Goal
Copy out all the records, word for word.

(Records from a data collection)
╔══

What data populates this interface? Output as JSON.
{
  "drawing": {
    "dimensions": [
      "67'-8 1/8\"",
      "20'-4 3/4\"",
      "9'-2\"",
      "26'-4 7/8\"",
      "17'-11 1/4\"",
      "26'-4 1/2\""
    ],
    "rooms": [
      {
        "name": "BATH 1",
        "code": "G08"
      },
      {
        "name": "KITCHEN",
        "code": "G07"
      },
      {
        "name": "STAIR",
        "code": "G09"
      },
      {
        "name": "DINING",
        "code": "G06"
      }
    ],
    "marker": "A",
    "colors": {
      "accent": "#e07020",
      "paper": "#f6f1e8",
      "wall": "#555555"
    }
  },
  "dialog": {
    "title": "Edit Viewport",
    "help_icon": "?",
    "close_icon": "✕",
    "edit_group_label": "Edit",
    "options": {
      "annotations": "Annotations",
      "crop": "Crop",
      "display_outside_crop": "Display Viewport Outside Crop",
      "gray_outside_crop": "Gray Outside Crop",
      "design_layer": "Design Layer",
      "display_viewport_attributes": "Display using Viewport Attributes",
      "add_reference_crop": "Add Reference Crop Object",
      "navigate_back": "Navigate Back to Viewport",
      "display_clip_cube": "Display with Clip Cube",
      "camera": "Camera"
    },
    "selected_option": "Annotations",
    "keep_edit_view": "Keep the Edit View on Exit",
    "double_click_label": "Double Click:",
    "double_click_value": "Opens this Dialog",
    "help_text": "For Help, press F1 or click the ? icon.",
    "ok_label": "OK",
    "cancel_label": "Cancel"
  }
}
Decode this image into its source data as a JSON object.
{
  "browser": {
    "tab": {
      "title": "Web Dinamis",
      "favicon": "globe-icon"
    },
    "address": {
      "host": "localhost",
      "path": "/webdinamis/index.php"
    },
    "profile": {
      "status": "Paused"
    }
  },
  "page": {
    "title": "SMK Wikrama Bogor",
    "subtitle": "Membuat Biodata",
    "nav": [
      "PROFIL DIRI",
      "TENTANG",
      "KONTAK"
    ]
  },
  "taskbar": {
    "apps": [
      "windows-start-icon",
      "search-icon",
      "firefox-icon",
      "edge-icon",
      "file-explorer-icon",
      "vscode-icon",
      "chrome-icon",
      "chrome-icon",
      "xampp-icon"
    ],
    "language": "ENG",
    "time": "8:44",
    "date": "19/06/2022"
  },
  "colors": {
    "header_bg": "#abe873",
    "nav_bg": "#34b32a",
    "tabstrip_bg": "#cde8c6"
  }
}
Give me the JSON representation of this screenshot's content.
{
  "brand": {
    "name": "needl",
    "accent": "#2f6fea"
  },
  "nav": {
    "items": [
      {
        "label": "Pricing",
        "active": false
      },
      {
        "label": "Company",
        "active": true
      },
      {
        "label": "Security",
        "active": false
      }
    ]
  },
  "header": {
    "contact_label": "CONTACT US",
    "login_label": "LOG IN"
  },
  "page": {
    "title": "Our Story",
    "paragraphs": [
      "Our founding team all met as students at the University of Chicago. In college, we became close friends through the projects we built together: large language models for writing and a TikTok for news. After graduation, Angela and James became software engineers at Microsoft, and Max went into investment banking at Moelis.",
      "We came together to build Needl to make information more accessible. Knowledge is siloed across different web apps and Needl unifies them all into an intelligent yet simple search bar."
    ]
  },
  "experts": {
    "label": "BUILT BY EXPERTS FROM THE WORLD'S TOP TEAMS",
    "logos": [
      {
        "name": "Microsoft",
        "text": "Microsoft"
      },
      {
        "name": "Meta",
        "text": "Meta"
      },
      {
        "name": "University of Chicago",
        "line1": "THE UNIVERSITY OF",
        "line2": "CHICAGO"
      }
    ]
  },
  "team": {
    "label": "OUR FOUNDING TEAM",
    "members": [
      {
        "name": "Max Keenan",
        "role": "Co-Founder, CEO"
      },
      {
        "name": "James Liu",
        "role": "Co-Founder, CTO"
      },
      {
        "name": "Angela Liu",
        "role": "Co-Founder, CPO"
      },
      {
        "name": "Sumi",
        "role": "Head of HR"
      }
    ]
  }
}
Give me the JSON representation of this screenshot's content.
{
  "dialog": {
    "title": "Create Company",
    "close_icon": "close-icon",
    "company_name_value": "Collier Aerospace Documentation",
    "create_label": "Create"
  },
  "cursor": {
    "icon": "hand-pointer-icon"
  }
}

╚══

Output below
What data populates this interface? Output as JSON.
{
  "drawing": {
    "dimensions": [
      "67'-8 1/8\"",
      "20'-4 3/4\"",
      "9'-2\"",
      "26'-4 7/8\"",
      "17'-11 1/4\"",
      "26'-4 1/2\""
    ],
    "rooms": [
      {
        "name": "BATH 1",
        "code": "G08"
      },
      {
        "name": "KITCHEN",
        "code": "G07"
      },
      {
        "name": "STAIR",
        "code": "G09"
      },
      {
        "name": "DINING",
        "code": "G06"
      }
    ],
    "marker": "A",
    "colors": {
      "accent": "#e07020",
      "paper": "#f6f1e8",
      "wall": "#555555"
    }
  },
  "dialog": {
    "title": "Edit Viewport",
    "help_icon": "?",
    "close_icon": "✕",
    "edit_group_label": "Edit",
    "options": {
      "annotations": "Annotations",
      "crop": "Crop",
      "display_outside_crop": "Display Viewport Outside Crop",
      "gray_outside_crop": "Gray Outside Crop",
      "design_layer": "Design Layer",
      "display_viewport_attributes": "Display using Viewport Attributes",
      "add_reference_crop": "Add Reference Crop Object",
      "navigate_back": "Navigate Back to Viewport",
      "display_clip_cube": "Display with Clip Cube",
      "camera": "Camera"
    },
    "selected_option": "Annotations",
    "keep_edit_view": "Keep the Edit View on Exit",
    "double_click_label": "Double Click:",
    "double_click_value": "Opens this Dialog",
    "help_text": "For Help, press F1 or click the ? icon.",
    "ok_label": "OK",
    "cancel_label": "Cancel"
  }
}
Decode this image into its source data as a JSON object.
{
  "browser": {
    "tab": {
      "title": "Web Dinamis",
      "favicon": "globe-icon"
    },
    "address": {
      "host": "localhost",
      "path": "/webdinamis/index.php"
    },
    "profile": {
      "status": "Paused"
    }
  },
  "page": {
    "title": "SMK Wikrama Bogor",
    "subtitle": "Membuat Biodata",
    "nav": [
      "PROFIL DIRI",
      "TENTANG",
      "KONTAK"
    ]
  },
  "taskbar": {
    "apps": [
      "windows-start-icon",
      "search-icon",
      "firefox-icon",
      "edge-icon",
      "file-explorer-icon",
      "vscode-icon",
      "chrome-icon",
      "chrome-icon",
      "xampp-icon"
    ],
    "language": "ENG",
    "time": "8:44",
    "date": "19/06/2022"
  },
  "colors": {
    "header_bg": "#abe873",
    "nav_bg": "#34b32a",
    "tabstrip_bg": "#cde8c6"
  }
}
Give me the JSON representation of this screenshot's content.
{
  "brand": {
    "name": "needl",
    "accent": "#2f6fea"
  },
  "nav": {
    "items": [
      {
        "label": "Pricing",
        "active": false
      },
      {
        "label": "Company",
        "active": true
      },
      {
        "label": "Security",
        "active": false
      }
    ]
  },
  "header": {
    "contact_label": "CONTACT US",
    "login_label": "LOG IN"
  },
  "page": {
    "title": "Our Story",
    "paragraphs": [
      "Our founding team all met as students at the University of Chicago. In college, we became close friends through the projects we built together: large language models for writing and a TikTok for news. After graduation, Angela and James became software engineers at Microsoft, and Max went into investment banking at Moelis.",
      "We came together to build Needl to make information more accessible. Knowledge is siloed across different web apps and Needl unifies them all into an intelligent yet simple search bar."
    ]
  },
  "experts": {
    "label": "BUILT BY EXPERTS FROM THE WORLD'S TOP TEAMS",
    "logos": [
      {
        "name": "Microsoft",
        "text": "Microsoft"
      },
      {
        "name": "Meta",
        "text": "Meta"
      },
      {
        "name": "University of Chicago",
        "line1": "THE UNIVERSITY OF",
        "line2": "CHICAGO"
      }
    ]
  },
  "team": {
    "label": "OUR FOUNDING TEAM",
    "members": [
      {
        "name": "Max Keenan",
        "role": "Co-Founder, CEO"
      },
      {
        "name": "James Liu",
        "role": "Co-Founder, CTO"
      },
      {
        "name": "Angela Liu",
        "role": "Co-Founder, CPO"
      },
      {
        "name": "Sumi",
        "role": "Head of HR"
      }
    ]
  }
}
Give me the JSON representation of this screenshot's content.
{
  "dialog": {
    "title": "Create Company",
    "close_icon": "close-icon",
    "company_name_value": "Collier Aerospace Documentation",
    "create_label": "Create"
  },
  "cursor": {
    "icon": "hand-pointer-icon"
  }
}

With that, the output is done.